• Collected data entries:
● ● ● ● ●
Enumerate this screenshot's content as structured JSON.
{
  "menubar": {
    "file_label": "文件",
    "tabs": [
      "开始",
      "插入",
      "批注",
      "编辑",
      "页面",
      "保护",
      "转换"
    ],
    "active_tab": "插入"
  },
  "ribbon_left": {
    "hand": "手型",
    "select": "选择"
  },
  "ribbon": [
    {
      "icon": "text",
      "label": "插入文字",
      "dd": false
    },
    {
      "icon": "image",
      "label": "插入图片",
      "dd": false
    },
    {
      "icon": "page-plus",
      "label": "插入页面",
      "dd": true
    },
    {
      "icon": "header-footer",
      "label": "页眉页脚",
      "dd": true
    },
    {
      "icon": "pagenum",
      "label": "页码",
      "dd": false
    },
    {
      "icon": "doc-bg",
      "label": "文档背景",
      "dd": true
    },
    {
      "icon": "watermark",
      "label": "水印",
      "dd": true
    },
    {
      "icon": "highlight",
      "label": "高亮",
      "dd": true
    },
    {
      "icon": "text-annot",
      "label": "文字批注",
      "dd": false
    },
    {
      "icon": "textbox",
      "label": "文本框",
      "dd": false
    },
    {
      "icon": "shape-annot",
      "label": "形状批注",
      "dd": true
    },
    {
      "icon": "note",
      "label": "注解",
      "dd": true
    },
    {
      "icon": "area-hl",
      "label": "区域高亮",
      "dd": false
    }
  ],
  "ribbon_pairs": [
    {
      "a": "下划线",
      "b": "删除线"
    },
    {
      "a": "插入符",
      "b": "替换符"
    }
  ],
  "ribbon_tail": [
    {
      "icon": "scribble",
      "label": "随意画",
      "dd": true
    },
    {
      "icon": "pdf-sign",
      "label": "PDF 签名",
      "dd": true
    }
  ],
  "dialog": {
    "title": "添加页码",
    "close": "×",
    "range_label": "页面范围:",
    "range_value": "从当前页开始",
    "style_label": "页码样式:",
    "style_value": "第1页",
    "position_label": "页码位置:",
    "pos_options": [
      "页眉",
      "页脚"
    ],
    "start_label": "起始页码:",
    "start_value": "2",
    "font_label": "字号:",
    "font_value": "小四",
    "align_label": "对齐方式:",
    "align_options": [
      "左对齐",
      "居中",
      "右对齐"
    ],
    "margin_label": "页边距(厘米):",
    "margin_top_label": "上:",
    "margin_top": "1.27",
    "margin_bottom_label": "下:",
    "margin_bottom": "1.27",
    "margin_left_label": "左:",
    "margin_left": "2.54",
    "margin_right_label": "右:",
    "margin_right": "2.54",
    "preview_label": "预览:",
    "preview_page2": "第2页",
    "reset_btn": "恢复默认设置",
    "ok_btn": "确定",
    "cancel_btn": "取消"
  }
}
● ● ● ● ●
From the records above, extract every entry exactly as given.

Enumerate this screenshot's content as structured JSON.
{
  "menubar": {
    "file_label": "文件",
    "tabs": [
      "开始",
      "插入",
      "批注",
      "编辑",
      "页面",
      "保护",
      "转换"
    ],
    "active_tab": "插入"
  },
  "ribbon_left": {
    "hand": "手型",
    "select": "选择"
  },
  "ribbon": [
    {
      "icon": "text",
      "label": "插入文字",
      "dd": false
    },
    {
      "icon": "image",
      "label": "插入图片",
      "dd": false
    },
    {
      "icon": "page-plus",
      "label": "插入页面",
      "dd": true
    },
    {
      "icon": "header-footer",
      "label": "页眉页脚",
      "dd": true
    },
    {
      "icon": "pagenum",
      "label": "页码",
      "dd": false
    },
    {
      "icon": "doc-bg",
      "label": "文档背景",
      "dd": true
    },
    {
      "icon": "watermark",
      "label": "水印",
      "dd": true
    },
    {
      "icon": "highlight",
      "label": "高亮",
      "dd": true
    },
    {
      "icon": "text-annot",
      "label": "文字批注",
      "dd": false
    },
    {
      "icon": "textbox",
      "label": "文本框",
      "dd": false
    },
    {
      "icon": "shape-annot",
      "label": "形状批注",
      "dd": true
    },
    {
      "icon": "note",
      "label": "注解",
      "dd": true
    },
    {
      "icon": "area-hl",
      "label": "区域高亮",
      "dd": false
    }
  ],
  "ribbon_pairs": [
    {
      "a": "下划线",
      "b": "删除线"
    },
    {
      "a": "插入符",
      "b": "替换符"
    }
  ],
  "ribbon_tail": [
    {
      "icon": "scribble",
      "label": "随意画",
      "dd": true
    },
    {
      "icon": "pdf-sign",
      "label": "PDF 签名",
      "dd": true
    }
  ],
  "dialog": {
    "title": "添加页码",
    "close": "×",
    "range_label": "页面范围:",
    "range_value": "从当前页开始",
    "style_label": "页码样式:",
    "style_value": "第1页",
    "position_label": "页码位置:",
    "pos_options": [
      "页眉",
      "页脚"
    ],
    "start_label": "起始页码:",
    "start_value": "2",
    "font_label": "字号:",
    "font_value": "小四",
    "align_label": "对齐方式:",
    "align_options": [
      "左对齐",
      "居中",
      "右对齐"
    ],
    "margin_label": "页边距(厘米):",
    "margin_top_label": "上:",
    "margin_top": "1.27",
    "margin_bottom_label": "下:",
    "margin_bottom": "1.27",
    "margin_left_label": "左:",
    "margin_left": "2.54",
    "margin_right_label": "右:",
    "margin_right": "2.54",
    "preview_label": "预览:",
    "preview_page2": "第2页",
    "reset_btn": "恢复默认设置",
    "ok_btn": "确定",
    "cancel_btn": "取消"
  }
}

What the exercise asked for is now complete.